■ **Task description**:
Write the listing out again, all of it, word for word.

Part of a data file:
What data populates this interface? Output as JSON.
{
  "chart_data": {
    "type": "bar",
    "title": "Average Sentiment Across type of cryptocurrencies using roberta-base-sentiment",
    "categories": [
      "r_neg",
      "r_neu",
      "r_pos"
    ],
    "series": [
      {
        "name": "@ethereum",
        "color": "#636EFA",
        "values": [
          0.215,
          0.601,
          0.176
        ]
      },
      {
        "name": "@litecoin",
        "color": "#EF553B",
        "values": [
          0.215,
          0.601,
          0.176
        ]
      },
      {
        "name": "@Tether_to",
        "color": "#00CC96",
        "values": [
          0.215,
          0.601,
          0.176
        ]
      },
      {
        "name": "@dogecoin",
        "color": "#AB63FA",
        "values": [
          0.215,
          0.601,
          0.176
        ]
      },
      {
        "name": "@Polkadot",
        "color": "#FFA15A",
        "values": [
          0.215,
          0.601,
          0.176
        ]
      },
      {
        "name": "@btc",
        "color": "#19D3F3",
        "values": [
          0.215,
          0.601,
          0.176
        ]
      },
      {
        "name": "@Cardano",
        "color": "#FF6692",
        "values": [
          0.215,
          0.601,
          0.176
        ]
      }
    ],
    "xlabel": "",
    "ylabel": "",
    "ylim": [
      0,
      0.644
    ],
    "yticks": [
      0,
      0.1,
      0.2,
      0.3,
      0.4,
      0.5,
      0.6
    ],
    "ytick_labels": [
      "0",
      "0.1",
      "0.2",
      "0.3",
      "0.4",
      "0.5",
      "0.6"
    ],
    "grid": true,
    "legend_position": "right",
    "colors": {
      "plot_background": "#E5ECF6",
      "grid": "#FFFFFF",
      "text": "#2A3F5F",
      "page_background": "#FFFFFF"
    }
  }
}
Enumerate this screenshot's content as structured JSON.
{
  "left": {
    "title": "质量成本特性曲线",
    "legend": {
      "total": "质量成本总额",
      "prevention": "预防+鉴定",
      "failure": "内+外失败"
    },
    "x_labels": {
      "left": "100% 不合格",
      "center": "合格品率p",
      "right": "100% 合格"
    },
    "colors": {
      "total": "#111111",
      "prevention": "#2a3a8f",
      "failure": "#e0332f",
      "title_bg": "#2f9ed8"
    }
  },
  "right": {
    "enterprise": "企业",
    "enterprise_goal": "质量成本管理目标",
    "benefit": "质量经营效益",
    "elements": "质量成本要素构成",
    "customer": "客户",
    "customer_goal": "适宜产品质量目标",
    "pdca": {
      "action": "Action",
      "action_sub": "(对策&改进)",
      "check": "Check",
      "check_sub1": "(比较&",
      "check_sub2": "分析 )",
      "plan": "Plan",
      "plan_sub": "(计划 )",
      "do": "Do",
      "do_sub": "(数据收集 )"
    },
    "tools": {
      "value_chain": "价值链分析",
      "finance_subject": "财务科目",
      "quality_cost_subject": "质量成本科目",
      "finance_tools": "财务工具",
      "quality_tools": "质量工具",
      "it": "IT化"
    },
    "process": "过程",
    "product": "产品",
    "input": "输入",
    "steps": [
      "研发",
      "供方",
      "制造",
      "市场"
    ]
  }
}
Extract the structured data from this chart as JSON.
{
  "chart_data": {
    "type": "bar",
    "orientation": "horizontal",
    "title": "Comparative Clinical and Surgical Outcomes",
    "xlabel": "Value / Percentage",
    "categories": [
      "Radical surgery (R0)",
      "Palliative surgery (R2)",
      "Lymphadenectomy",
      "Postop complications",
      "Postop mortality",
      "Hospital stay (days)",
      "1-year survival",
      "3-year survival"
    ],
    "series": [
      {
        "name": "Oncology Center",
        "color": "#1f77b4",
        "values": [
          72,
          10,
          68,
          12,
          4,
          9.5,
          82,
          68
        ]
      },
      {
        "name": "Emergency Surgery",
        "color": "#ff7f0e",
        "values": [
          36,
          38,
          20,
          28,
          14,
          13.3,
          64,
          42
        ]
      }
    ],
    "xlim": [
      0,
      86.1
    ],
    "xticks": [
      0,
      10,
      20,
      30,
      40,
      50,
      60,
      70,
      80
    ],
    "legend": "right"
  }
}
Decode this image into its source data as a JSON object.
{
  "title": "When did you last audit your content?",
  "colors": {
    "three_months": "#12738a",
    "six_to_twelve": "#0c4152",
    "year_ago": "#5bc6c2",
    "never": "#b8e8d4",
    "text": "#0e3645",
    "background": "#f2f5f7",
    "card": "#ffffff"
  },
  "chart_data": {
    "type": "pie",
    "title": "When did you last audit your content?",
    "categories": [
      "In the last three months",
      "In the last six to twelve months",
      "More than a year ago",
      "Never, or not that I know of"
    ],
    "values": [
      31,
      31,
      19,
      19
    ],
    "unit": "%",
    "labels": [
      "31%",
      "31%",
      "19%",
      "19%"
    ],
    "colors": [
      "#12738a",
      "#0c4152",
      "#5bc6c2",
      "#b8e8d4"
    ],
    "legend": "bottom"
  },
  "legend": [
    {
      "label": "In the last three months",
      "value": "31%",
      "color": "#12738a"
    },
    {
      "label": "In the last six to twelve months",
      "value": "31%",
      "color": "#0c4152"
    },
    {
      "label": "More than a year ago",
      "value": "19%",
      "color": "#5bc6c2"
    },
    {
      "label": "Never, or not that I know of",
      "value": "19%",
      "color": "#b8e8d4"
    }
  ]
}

■ **Response to the task**:
What data populates this interface? Output as JSON.
{
  "chart_data": {
    "type": "bar",
    "title": "Average Sentiment Across type of cryptocurrencies using roberta-base-sentiment",
    "categories": [
      "r_neg",
      "r_neu",
      "r_pos"
    ],
    "series": [
      {
        "name": "@ethereum",
        "color": "#636EFA",
        "values": [
          0.215,
          0.601,
          0.176
        ]
      },
      {
        "name": "@litecoin",
        "color": "#EF553B",
        "values": [
          0.215,
          0.601,
          0.176
        ]
      },
      {
        "name": "@Tether_to",
        "color": "#00CC96",
        "values": [
          0.215,
          0.601,
          0.176
        ]
      },
      {
        "name": "@dogecoin",
        "color": "#AB63FA",
        "values": [
          0.215,
          0.601,
          0.176
        ]
      },
      {
        "name": "@Polkadot",
        "color": "#FFA15A",
        "values": [
          0.215,
          0.601,
          0.176
        ]
      },
      {
        "name": "@btc",
        "color": "#19D3F3",
        "values": [
          0.215,
          0.601,
          0.176
        ]
      },
      {
        "name": "@Cardano",
        "color": "#FF6692",
        "values": [
          0.215,
          0.601,
          0.176
        ]
      }
    ],
    "xlabel": "",
    "ylabel": "",
    "ylim": [
      0,
      0.644
    ],
    "yticks": [
      0,
      0.1,
      0.2,
      0.3,
      0.4,
      0.5,
      0.6
    ],
    "ytick_labels": [
      "0",
      "0.1",
      "0.2",
      "0.3",
      "0.4",
      "0.5",
      "0.6"
    ],
    "grid": true,
    "legend_position": "right",
    "colors": {
      "plot_background": "#E5ECF6",
      "grid": "#FFFFFF",
      "text": "#2A3F5F",
      "page_background": "#FFFFFF"
    }
  }
}
Enumerate this screenshot's content as structured JSON.
{
  "left": {
    "title": "质量成本特性曲线",
    "legend": {
      "total": "质量成本总额",
      "prevention": "预防+鉴定",
      "failure": "内+外失败"
    },
    "x_labels": {
      "left": "100% 不合格",
      "center": "合格品率p",
      "right": "100% 合格"
    },
    "colors": {
      "total": "#111111",
      "prevention": "#2a3a8f",
      "failure": "#e0332f",
      "title_bg": "#2f9ed8"
    }
  },
  "right": {
    "enterprise": "企业",
    "enterprise_goal": "质量成本管理目标",
    "benefit": "质量经营效益",
    "elements": "质量成本要素构成",
    "customer": "客户",
    "customer_goal": "适宜产品质量目标",
    "pdca": {
      "action": "Action",
      "action_sub": "(对策&改进)",
      "check": "Check",
      "check_sub1": "(比较&",
      "check_sub2": "分析 )",
      "plan": "Plan",
      "plan_sub": "(计划 )",
      "do": "Do",
      "do_sub": "(数据收集 )"
    },
    "tools": {
      "value_chain": "价值链分析",
      "finance_subject": "财务科目",
      "quality_cost_subject": "质量成本科目",
      "finance_tools": "财务工具",
      "quality_tools": "质量工具",
      "it": "IT化"
    },
    "process": "过程",
    "product": "产品",
    "input": "输入",
    "steps": [
      "研发",
      "供方",
      "制造",
      "市场"
    ]
  }
}
Extract the structured data from this chart as JSON.
{
  "chart_data": {
    "type": "bar",
    "orientation": "horizontal",
    "title": "Comparative Clinical and Surgical Outcomes",
    "xlabel": "Value / Percentage",
    "categories": [
      "Radical surgery (R0)",
      "Palliative surgery (R2)",
      "Lymphadenectomy",
      "Postop complications",
      "Postop mortality",
      "Hospital stay (days)",
      "1-year survival",
      "3-year survival"
    ],
    "series": [
      {
        "name": "Oncology Center",
        "color": "#1f77b4",
        "values": [
          72,
          10,
          68,
          12,
          4,
          9.5,
          82,
          68
        ]
      },
      {
        "name": "Emergency Surgery",
        "color": "#ff7f0e",
        "values": [
          36,
          38,
          20,
          28,
          14,
          13.3,
          64,
          42
        ]
      }
    ],
    "xlim": [
      0,
      86.1
    ],
    "xticks": [
      0,
      10,
      20,
      30,
      40,
      50,
      60,
      70,
      80
    ],
    "legend": "right"
  }
}
Decode this image into its source data as a JSON object.
{
  "title": "When did you last audit your content?",
  "colors": {
    "three_months": "#12738a",
    "six_to_twelve": "#0c4152",
    "year_ago": "#5bc6c2",
    "never": "#b8e8d4",
    "text": "#0e3645",
    "background": "#f2f5f7",
    "card": "#ffffff"
  },
  "chart_data": {
    "type": "pie",
    "title": "When did you last audit your content?",
    "categories": [
      "In the last three months",
      "In the last six to twelve months",
      "More than a year ago",
      "Never, or not that I know of"
    ],
    "values": [
      31,
      31,
      19,
      19
    ],
    "unit": "%",
    "labels": [
      "31%",
      "31%",
      "19%",
      "19%"
    ],
    "colors": [
      "#12738a",
      "#0c4152",
      "#5bc6c2",
      "#b8e8d4"
    ],
    "legend": "bottom"
  },
  "legend": [
    {
      "label": "In the last three months",
      "value": "31%",
      "color": "#12738a"
    },
    {
      "label": "In the last six to twelve months",
      "value": "31%",
      "color": "#0c4152"
    },
    {
      "label": "More than a year ago",
      "value": "19%",
      "color": "#5bc6c2"
    },
    {
      "label": "Never, or not that I know of",
      "value": "19%",
      "color": "#b8e8d4"
    }
  ]
}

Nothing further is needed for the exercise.